» What is expected
Please copy all the lines that follow, word for word.

» Record extracts
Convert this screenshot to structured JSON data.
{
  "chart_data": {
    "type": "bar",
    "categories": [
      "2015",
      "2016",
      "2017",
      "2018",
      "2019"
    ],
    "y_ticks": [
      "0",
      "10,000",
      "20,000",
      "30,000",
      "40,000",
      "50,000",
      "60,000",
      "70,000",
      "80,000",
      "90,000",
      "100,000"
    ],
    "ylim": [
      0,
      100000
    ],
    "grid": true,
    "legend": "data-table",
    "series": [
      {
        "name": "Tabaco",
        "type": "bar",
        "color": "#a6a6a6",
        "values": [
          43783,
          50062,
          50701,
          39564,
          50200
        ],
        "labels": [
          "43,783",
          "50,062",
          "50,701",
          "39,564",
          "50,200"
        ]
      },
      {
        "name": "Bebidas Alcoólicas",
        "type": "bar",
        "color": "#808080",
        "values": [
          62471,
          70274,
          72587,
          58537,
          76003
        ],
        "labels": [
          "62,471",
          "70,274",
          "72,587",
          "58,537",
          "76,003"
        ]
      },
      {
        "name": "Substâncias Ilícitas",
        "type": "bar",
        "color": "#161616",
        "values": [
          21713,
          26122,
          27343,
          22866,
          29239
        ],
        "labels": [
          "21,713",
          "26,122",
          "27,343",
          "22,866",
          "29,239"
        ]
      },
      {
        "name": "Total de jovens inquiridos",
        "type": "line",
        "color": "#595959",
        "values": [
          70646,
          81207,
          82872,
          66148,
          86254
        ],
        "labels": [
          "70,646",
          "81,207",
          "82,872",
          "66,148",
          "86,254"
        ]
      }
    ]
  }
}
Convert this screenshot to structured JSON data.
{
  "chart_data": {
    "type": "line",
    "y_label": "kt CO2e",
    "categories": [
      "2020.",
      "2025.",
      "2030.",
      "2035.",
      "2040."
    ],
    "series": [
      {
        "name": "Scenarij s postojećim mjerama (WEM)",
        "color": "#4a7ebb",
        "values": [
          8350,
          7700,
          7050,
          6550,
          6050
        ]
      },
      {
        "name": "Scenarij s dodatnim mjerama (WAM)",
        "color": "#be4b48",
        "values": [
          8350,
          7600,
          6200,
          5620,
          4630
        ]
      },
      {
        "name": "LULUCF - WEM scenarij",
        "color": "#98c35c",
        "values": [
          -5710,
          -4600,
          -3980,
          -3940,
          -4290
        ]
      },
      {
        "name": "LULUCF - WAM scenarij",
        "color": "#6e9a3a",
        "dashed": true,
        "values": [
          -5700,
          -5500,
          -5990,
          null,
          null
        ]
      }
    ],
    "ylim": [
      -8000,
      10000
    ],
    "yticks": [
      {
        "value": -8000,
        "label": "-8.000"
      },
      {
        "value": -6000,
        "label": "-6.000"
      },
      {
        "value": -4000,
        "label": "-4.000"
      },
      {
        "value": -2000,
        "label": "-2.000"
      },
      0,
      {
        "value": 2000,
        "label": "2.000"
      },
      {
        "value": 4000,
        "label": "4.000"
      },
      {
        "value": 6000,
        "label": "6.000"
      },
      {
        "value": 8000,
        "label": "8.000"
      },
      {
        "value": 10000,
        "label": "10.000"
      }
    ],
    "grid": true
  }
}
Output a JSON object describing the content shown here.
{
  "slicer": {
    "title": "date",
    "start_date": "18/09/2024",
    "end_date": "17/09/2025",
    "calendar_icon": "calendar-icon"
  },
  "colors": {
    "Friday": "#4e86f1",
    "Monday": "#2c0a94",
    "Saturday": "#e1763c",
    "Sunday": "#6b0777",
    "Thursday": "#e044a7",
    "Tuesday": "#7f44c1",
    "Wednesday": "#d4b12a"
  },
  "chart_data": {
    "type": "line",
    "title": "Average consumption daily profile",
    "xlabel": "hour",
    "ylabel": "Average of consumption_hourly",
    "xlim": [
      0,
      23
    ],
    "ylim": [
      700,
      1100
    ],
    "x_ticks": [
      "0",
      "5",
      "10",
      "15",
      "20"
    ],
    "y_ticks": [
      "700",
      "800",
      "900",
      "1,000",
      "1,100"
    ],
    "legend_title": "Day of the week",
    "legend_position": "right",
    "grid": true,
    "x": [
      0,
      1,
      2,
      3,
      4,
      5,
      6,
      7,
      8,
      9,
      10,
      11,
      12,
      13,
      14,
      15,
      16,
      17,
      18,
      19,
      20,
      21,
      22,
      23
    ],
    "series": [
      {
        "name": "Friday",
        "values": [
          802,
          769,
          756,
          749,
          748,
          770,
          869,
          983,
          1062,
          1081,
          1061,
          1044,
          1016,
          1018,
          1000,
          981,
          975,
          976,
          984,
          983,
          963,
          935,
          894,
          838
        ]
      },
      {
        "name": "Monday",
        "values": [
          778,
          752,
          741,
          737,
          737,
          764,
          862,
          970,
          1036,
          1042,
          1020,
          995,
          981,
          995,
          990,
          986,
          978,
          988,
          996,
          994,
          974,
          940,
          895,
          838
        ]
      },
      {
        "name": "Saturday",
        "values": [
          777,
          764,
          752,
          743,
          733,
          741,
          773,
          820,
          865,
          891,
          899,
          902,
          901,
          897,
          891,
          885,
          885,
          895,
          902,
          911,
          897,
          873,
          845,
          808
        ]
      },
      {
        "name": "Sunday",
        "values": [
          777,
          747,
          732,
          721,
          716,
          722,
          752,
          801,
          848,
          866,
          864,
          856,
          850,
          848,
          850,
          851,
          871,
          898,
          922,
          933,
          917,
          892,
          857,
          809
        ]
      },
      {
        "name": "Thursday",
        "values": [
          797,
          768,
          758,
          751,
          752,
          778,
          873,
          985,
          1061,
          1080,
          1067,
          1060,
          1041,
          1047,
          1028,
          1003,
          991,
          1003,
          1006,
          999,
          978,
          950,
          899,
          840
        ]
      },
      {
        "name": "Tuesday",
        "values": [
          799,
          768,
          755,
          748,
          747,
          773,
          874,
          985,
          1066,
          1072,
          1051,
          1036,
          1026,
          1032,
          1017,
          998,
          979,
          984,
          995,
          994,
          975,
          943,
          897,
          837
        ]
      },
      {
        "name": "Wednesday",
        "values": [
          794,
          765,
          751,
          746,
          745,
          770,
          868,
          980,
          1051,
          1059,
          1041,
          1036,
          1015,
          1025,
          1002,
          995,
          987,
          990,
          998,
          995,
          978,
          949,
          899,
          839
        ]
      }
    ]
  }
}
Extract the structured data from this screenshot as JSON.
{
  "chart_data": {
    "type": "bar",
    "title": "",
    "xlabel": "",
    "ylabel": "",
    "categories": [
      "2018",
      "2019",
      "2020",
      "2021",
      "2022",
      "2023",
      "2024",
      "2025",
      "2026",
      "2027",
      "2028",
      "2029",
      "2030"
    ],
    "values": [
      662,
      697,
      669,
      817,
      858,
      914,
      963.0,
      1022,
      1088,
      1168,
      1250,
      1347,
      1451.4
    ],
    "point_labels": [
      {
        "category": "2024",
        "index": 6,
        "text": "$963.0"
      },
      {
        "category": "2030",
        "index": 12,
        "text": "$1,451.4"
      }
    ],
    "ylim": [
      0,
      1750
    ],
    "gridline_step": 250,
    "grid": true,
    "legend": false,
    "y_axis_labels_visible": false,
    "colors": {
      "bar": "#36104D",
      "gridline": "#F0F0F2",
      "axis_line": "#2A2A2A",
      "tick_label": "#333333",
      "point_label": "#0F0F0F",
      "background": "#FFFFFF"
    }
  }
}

» Exercise output
Convert this screenshot to structured JSON data.
{
  "chart_data": {
    "type": "bar",
    "categories": [
      "2015",
      "2016",
      "2017",
      "2018",
      "2019"
    ],
    "y_ticks": [
      "0",
      "10,000",
      "20,000",
      "30,000",
      "40,000",
      "50,000",
      "60,000",
      "70,000",
      "80,000",
      "90,000",
      "100,000"
    ],
    "ylim": [
      0,
      100000
    ],
    "grid": true,
    "legend": "data-table",
    "series": [
      {
        "name": "Tabaco",
        "type": "bar",
        "color": "#a6a6a6",
        "values": [
          43783,
          50062,
          50701,
          39564,
          50200
        ],
        "labels": [
          "43,783",
          "50,062",
          "50,701",
          "39,564",
          "50,200"
        ]
      },
      {
        "name": "Bebidas Alcoólicas",
        "type": "bar",
        "color": "#808080",
        "values": [
          62471,
          70274,
          72587,
          58537,
          76003
        ],
        "labels": [
          "62,471",
          "70,274",
          "72,587",
          "58,537",
          "76,003"
        ]
      },
      {
        "name": "Substâncias Ilícitas",
        "type": "bar",
        "color": "#161616",
        "values": [
          21713,
          26122,
          27343,
          22866,
          29239
        ],
        "labels": [
          "21,713",
          "26,122",
          "27,343",
          "22,866",
          "29,239"
        ]
      },
      {
        "name": "Total de jovens inquiridos",
        "type": "line",
        "color": "#595959",
        "values": [
          70646,
          81207,
          82872,
          66148,
          86254
        ],
        "labels": [
          "70,646",
          "81,207",
          "82,872",
          "66,148",
          "86,254"
        ]
      }
    ]
  }
}
Convert this screenshot to structured JSON data.
{
  "chart_data": {
    "type": "line",
    "y_label": "kt CO2e",
    "categories": [
      "2020.",
      "2025.",
      "2030.",
      "2035.",
      "2040."
    ],
    "series": [
      {
        "name": "Scenarij s postojećim mjerama (WEM)",
        "color": "#4a7ebb",
        "values": [
          8350,
          7700,
          7050,
          6550,
          6050
        ]
      },
      {
        "name": "Scenarij s dodatnim mjerama (WAM)",
        "color": "#be4b48",
        "values": [
          8350,
          7600,
          6200,
          5620,
          4630
        ]
      },
      {
        "name": "LULUCF - WEM scenarij",
        "color": "#98c35c",
        "values": [
          -5710,
          -4600,
          -3980,
          -3940,
          -4290
        ]
      },
      {
        "name": "LULUCF - WAM scenarij",
        "color": "#6e9a3a",
        "dashed": true,
        "values": [
          -5700,
          -5500,
          -5990,
          null,
          null
        ]
      }
    ],
    "ylim": [
      -8000,
      10000
    ],
    "yticks": [
      {
        "value": -8000,
        "label": "-8.000"
      },
      {
        "value": -6000,
        "label": "-6.000"
      },
      {
        "value": -4000,
        "label": "-4.000"
      },
      {
        "value": -2000,
        "label": "-2.000"
      },
      0,
      {
        "value": 2000,
        "label": "2.000"
      },
      {
        "value": 4000,
        "label": "4.000"
      },
      {
        "value": 6000,
        "label": "6.000"
      },
      {
        "value": 8000,
        "label": "8.000"
      },
      {
        "value": 10000,
        "label": "10.000"
      }
    ],
    "grid": true
  }
}
Output a JSON object describing the content shown here.
{
  "slicer": {
    "title": "date",
    "start_date": "18/09/2024",
    "end_date": "17/09/2025",
    "calendar_icon": "calendar-icon"
  },
  "colors": {
    "Friday": "#4e86f1",
    "Monday": "#2c0a94",
    "Saturday": "#e1763c",
    "Sunday": "#6b0777",
    "Thursday": "#e044a7",
    "Tuesday": "#7f44c1",
    "Wednesday": "#d4b12a"
  },
  "chart_data": {
    "type": "line",
    "title": "Average consumption daily profile",
    "xlabel": "hour",
    "ylabel": "Average of consumption_hourly",
    "xlim": [
      0,
      23
    ],
    "ylim": [
      700,
      1100
    ],
    "x_ticks": [
      "0",
      "5",
      "10",
      "15",
      "20"
    ],
    "y_ticks": [
      "700",
      "800",
      "900",
      "1,000",
      "1,100"
    ],
    "legend_title": "Day of the week",
    "legend_position": "right",
    "grid": true,
    "x": [
      0,
      1,
      2,
      3,
      4,
      5,
      6,
      7,
      8,
      9,
      10,
      11,
      12,
      13,
      14,
      15,
      16,
      17,
      18,
      19,
      20,
      21,
      22,
      23
    ],
    "series": [
      {
        "name": "Friday",
        "values": [
          802,
          769,
          756,
          749,
          748,
          770,
          869,
          983,
          1062,
          1081,
          1061,
          1044,
          1016,
          1018,
          1000,
          981,
          975,
          976,
          984,
          983,
          963,
          935,
          894,
          838
        ]
      },
      {
        "name": "Monday",
        "values": [
          778,
          752,
          741,
          737,
          737,
          764,
          862,
          970,
          1036,
          1042,
          1020,
          995,
          981,
          995,
          990,
          986,
          978,
          988,
          996,
          994,
          974,
          940,
          895,
          838
        ]
      },
      {
        "name": "Saturday",
        "values": [
          777,
          764,
          752,
          743,
          733,
          741,
          773,
          820,
          865,
          891,
          899,
          902,
          901,
          897,
          891,
          885,
          885,
          895,
          902,
          911,
          897,
          873,
          845,
          808
        ]
      },
      {
        "name": "Sunday",
        "values": [
          777,
          747,
          732,
          721,
          716,
          722,
          752,
          801,
          848,
          866,
          864,
          856,
          850,
          848,
          850,
          851,
          871,
          898,
          922,
          933,
          917,
          892,
          857,
          809
        ]
      },
      {
        "name": "Thursday",
        "values": [
          797,
          768,
          758,
          751,
          752,
          778,
          873,
          985,
          1061,
          1080,
          1067,
          1060,
          1041,
          1047,
          1028,
          1003,
          991,
          1003,
          1006,
          999,
          978,
          950,
          899,
          840
        ]
      },
      {
        "name": "Tuesday",
        "values": [
          799,
          768,
          755,
          748,
          747,
          773,
          874,
          985,
          1066,
          1072,
          1051,
          1036,
          1026,
          1032,
          1017,
          998,
          979,
          984,
          995,
          994,
          975,
          943,
          897,
          837
        ]
      },
      {
        "name": "Wednesday",
        "values": [
          794,
          765,
          751,
          746,
          745,
          770,
          868,
          980,
          1051,
          1059,
          1041,
          1036,
          1015,
          1025,
          1002,
          995,
          987,
          990,
          998,
          995,
          978,
          949,
          899,
          839
        ]
      }
    ]
  }
}
Extract the structured data from this screenshot as JSON.
{
  "chart_data": {
    "type": "bar",
    "title": "",
    "xlabel": "",
    "ylabel": "",
    "categories": [
      "2018",
      "2019",
      "2020",
      "2021",
      "2022",
      "2023",
      "2024",
      "2025",
      "2026",
      "2027",
      "2028",
      "2029",
      "2030"
    ],
    "values": [
      662,
      697,
      669,
      817,
      858,
      914,
      963.0,
      1022,
      1088,
      1168,
      1250,
      1347,
      1451.4
    ],
    "point_labels": [
      {
        "category": "2024",
        "index": 6,
        "text": "$963.0"
      },
      {
        "category": "2030",
        "index": 12,
        "text": "$1,451.4"
      }
    ],
    "ylim": [
      0,
      1750
    ],
    "gridline_step": 250,
    "grid": true,
    "legend": false,
    "y_axis_labels_visible": false,
    "colors": {
      "bar": "#36104D",
      "gridline": "#F0F0F2",
      "axis_line": "#2A2A2A",
      "tick_label": "#333333",
      "point_label": "#0F0F0F",
      "background": "#FFFFFF"
    }
  }
}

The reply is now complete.